• Problem: Reproduce the records. Keep every word exact and include no images.

(Items from a data source)
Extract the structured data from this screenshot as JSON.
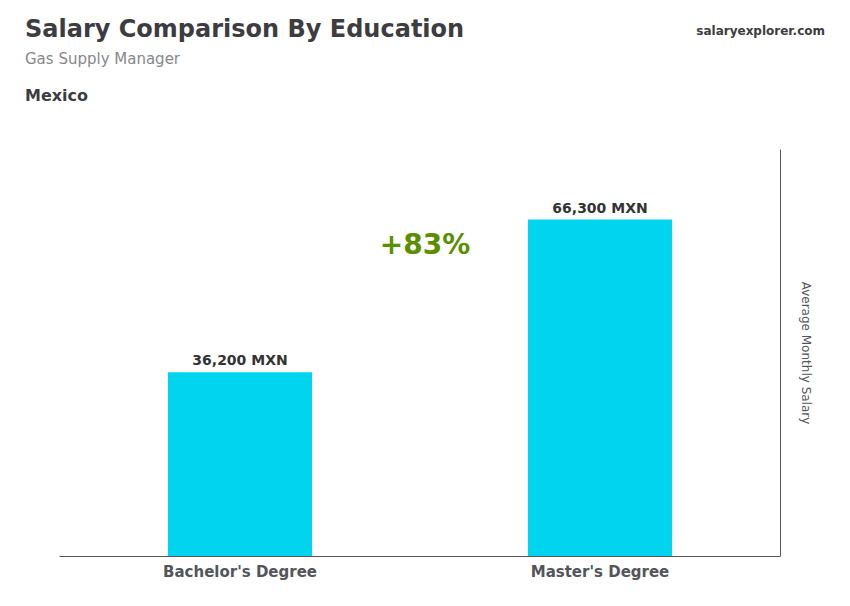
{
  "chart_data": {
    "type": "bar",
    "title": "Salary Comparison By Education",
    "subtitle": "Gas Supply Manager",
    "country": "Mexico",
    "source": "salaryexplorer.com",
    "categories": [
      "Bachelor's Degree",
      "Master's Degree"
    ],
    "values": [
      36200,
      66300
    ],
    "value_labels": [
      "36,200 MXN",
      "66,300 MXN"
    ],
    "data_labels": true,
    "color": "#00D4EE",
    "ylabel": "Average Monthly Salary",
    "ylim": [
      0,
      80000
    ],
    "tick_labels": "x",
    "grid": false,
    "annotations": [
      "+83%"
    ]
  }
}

• Solved problem:
Extract the structured data from this screenshot as JSON.
{
  "chart_data": {
    "type": "bar",
    "title": "Salary Comparison By Education",
    "subtitle": "Gas Supply Manager",
    "country": "Mexico",
    "source": "salaryexplorer.com",
    "categories": [
      "Bachelor's Degree",
      "Master's Degree"
    ],
    "values": [
      36200,
      66300
    ],
    "value_labels": [
      "36,200 MXN",
      "66,300 MXN"
    ],
    "data_labels": true,
    "color": "#00D4EE",
    "ylabel": "Average Monthly Salary",
    "ylim": [
      0,
      80000
    ],
    "tick_labels": "x",
    "grid": false,
    "annotations": [
      "+83%"
    ]
  }
}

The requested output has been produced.